Work to be completed | Gather each line in the entries that includes the string "Professionals".

(Figure record extracts)
☆ ☆ ☆ ☆ ☆

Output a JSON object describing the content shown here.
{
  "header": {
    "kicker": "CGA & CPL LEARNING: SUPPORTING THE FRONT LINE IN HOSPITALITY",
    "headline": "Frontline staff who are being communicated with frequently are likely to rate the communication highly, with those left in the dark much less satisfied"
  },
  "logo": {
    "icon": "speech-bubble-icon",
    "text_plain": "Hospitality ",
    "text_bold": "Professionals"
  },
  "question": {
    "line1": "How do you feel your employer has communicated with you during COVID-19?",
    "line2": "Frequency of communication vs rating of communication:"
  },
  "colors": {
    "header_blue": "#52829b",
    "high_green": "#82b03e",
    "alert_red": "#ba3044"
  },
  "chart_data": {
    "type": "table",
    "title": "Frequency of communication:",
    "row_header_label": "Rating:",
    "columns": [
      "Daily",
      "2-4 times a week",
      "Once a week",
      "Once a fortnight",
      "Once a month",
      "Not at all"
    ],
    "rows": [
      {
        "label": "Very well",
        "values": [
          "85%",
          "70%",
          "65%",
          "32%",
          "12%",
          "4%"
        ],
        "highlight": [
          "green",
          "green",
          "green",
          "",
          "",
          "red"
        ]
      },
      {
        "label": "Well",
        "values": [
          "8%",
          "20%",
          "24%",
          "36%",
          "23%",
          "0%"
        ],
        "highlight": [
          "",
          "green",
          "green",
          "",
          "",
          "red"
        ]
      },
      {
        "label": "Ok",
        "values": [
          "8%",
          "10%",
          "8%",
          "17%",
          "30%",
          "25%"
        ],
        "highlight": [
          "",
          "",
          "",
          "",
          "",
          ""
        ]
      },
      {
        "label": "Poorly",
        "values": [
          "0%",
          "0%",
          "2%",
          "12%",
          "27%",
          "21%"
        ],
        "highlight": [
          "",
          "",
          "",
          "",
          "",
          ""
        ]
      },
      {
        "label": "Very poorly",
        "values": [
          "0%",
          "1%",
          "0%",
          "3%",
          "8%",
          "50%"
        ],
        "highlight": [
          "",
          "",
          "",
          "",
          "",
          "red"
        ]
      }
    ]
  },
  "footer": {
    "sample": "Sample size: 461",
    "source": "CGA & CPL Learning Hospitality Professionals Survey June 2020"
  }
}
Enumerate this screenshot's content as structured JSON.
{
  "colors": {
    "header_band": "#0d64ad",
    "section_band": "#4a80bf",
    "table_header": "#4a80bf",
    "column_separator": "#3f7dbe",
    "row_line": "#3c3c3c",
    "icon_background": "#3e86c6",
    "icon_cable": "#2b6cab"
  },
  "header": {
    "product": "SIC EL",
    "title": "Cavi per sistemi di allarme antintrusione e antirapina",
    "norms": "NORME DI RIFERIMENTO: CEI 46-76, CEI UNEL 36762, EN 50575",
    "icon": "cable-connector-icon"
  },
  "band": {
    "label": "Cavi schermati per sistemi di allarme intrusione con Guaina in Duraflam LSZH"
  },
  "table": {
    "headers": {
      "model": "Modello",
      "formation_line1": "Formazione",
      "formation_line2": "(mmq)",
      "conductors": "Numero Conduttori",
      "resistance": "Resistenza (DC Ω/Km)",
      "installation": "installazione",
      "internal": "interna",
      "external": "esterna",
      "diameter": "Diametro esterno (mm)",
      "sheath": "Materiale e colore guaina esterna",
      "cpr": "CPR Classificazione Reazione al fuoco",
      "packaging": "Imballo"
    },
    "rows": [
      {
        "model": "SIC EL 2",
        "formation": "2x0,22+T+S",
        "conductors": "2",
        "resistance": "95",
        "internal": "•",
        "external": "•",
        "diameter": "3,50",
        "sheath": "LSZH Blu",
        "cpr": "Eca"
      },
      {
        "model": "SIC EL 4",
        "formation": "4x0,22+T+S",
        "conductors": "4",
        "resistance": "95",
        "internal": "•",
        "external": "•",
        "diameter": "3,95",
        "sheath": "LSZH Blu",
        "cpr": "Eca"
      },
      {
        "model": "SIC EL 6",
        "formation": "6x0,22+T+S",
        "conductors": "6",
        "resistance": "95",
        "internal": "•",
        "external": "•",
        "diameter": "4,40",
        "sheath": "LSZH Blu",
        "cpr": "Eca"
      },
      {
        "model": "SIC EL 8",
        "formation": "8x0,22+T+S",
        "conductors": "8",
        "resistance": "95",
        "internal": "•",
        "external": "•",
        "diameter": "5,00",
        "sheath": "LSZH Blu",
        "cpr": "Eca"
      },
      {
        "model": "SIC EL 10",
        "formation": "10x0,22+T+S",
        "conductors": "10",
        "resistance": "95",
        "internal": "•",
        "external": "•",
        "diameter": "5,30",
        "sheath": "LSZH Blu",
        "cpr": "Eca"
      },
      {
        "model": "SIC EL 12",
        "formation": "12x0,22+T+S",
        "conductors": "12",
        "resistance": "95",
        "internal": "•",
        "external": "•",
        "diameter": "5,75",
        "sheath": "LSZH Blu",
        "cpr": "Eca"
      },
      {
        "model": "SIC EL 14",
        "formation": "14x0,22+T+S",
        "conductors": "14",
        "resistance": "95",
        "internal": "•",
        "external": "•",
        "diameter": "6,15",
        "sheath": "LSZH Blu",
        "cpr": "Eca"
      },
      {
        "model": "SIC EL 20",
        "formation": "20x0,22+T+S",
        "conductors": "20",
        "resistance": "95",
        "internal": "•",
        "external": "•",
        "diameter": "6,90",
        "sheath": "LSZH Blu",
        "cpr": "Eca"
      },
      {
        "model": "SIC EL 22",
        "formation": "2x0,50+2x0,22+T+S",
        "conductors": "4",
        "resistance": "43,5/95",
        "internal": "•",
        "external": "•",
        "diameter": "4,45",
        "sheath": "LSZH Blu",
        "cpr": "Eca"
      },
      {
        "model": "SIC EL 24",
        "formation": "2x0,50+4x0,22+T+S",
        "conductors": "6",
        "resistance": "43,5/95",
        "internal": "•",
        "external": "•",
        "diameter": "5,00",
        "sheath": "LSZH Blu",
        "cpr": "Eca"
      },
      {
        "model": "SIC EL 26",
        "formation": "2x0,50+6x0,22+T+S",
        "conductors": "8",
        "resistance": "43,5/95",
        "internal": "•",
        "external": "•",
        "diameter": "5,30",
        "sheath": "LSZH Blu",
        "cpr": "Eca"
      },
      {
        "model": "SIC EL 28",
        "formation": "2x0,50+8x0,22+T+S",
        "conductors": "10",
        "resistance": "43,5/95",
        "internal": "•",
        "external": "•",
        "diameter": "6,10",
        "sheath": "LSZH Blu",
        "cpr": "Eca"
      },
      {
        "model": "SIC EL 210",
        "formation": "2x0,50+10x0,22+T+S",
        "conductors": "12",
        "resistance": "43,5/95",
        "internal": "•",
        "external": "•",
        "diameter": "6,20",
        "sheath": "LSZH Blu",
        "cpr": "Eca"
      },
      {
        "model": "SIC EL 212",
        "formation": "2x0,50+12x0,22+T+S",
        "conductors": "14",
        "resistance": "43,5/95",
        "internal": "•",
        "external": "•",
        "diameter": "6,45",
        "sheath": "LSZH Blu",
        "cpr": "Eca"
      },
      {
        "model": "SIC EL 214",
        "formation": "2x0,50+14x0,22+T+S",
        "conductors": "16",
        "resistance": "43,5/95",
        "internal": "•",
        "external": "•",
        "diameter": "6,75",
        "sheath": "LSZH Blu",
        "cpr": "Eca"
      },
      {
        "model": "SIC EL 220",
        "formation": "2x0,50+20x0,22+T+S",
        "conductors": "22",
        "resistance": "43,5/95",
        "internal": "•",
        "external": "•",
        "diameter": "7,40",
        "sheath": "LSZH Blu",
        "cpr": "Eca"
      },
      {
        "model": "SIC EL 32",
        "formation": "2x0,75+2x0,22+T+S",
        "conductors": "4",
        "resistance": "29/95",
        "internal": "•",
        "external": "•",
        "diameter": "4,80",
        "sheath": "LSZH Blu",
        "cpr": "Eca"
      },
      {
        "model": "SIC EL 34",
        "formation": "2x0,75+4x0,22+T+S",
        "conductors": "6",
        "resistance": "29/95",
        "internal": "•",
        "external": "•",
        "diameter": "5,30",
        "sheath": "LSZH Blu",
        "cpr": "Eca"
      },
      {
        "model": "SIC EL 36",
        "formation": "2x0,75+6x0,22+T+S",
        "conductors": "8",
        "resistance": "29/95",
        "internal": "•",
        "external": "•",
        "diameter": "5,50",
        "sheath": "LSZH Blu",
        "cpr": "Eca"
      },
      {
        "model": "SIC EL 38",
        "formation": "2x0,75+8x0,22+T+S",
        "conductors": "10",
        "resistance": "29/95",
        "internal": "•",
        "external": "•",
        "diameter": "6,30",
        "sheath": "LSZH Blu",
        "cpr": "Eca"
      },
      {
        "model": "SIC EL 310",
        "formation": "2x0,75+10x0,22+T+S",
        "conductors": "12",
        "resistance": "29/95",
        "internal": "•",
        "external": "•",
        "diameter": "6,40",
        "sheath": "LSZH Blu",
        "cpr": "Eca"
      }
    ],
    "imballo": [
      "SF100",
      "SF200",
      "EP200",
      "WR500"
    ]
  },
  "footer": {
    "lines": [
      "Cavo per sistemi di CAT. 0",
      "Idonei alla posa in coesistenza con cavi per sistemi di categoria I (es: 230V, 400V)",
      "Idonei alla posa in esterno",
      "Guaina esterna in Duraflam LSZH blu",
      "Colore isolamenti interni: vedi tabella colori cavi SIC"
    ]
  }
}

☆ ☆ ☆ ☆ ☆

Solution to the problem |
    "text_bold": "Professionals"
    "source": "CGA & CPL Learning Hospitality Professionals Survey June 2020"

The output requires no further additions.